→ Records supplied:
---+---

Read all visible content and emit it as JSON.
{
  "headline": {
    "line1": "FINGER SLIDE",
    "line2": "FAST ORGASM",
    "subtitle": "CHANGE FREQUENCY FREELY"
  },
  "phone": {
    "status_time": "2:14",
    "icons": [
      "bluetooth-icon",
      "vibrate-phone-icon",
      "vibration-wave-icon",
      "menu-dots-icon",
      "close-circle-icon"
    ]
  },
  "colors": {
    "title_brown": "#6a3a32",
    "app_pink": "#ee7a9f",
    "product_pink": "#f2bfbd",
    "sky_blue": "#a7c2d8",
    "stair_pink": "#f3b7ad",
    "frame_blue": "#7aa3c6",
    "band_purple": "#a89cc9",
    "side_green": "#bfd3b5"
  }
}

---+---

→ What the exercise asks: Restate all of the entries exactly, please.

→ Output below:
Read all visible content and emit it as JSON.
{
  "headline": {
    "line1": "FINGER SLIDE",
    "line2": "FAST ORGASM",
    "subtitle": "CHANGE FREQUENCY FREELY"
  },
  "phone": {
    "status_time": "2:14",
    "icons": [
      "bluetooth-icon",
      "vibrate-phone-icon",
      "vibration-wave-icon",
      "menu-dots-icon",
      "close-circle-icon"
    ]
  },
  "colors": {
    "title_brown": "#6a3a32",
    "app_pink": "#ee7a9f",
    "product_pink": "#f2bfbd",
    "sky_blue": "#a7c2d8",
    "stair_pink": "#f3b7ad",
    "frame_blue": "#7aa3c6",
    "band_purple": "#a89cc9",
    "side_green": "#bfd3b5"
  }
}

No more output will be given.